DATASET ENTRIES:
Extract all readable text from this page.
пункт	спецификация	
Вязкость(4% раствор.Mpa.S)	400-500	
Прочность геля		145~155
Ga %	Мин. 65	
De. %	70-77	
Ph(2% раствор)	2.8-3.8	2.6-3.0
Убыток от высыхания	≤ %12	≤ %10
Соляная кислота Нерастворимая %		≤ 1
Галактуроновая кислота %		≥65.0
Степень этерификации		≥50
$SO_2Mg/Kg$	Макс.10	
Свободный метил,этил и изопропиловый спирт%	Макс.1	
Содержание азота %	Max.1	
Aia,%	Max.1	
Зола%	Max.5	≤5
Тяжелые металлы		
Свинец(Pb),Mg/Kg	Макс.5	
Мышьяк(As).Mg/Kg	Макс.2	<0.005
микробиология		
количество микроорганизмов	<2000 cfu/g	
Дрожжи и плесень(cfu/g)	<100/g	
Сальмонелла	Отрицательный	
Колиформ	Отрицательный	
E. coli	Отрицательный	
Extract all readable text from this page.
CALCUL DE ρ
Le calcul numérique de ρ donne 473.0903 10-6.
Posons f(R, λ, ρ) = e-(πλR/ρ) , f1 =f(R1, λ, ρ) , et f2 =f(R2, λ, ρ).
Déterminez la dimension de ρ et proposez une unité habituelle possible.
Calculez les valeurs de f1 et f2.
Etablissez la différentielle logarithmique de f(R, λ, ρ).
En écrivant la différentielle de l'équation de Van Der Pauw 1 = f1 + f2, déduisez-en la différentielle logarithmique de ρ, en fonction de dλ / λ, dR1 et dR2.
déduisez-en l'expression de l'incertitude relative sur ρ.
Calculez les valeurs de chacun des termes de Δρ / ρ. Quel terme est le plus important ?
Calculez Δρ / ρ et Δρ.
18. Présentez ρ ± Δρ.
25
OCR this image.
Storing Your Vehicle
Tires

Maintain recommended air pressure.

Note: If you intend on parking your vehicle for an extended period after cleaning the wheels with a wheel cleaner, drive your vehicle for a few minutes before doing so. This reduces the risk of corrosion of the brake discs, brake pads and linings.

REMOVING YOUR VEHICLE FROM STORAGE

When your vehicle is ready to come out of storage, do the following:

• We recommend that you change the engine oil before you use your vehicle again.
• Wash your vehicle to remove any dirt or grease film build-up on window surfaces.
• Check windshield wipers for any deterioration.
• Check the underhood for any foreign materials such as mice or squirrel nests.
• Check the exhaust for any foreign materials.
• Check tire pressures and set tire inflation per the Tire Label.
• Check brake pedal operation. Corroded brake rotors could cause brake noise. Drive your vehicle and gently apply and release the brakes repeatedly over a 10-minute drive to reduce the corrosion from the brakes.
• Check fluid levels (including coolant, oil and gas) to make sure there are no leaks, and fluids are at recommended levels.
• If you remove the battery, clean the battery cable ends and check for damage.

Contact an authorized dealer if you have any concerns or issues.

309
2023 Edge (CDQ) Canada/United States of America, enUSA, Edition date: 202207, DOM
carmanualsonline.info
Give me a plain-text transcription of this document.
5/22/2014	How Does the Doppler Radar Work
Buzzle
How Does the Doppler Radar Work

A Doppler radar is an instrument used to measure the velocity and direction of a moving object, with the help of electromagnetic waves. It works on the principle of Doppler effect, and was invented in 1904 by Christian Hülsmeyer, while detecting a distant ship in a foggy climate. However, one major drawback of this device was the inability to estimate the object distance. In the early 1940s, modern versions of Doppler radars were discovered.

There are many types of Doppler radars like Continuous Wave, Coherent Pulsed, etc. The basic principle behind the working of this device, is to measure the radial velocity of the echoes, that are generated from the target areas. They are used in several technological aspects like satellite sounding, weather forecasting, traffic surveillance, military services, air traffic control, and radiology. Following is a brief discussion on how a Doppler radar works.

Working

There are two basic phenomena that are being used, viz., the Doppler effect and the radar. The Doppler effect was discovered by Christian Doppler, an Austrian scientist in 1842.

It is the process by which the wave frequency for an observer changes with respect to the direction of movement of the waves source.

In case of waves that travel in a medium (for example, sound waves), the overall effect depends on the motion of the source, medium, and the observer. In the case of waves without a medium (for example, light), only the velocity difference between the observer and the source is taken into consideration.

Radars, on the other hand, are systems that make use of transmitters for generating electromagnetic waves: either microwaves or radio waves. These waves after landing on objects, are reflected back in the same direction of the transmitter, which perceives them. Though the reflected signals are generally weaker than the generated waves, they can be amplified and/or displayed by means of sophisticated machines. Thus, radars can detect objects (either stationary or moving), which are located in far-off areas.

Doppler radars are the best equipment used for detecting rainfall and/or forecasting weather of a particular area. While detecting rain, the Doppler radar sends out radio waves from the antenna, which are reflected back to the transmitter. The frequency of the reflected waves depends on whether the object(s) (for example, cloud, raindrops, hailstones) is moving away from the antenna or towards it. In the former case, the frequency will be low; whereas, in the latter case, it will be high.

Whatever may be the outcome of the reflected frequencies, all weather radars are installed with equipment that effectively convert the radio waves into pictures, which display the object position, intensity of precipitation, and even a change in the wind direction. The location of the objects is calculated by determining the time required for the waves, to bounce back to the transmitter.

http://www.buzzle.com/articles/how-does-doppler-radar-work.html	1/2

AIM OF THE EXERCISE:
Go over the records above line by line and count those holding the word "works". Reply only with the number.

WRITTEN ANSWER:
2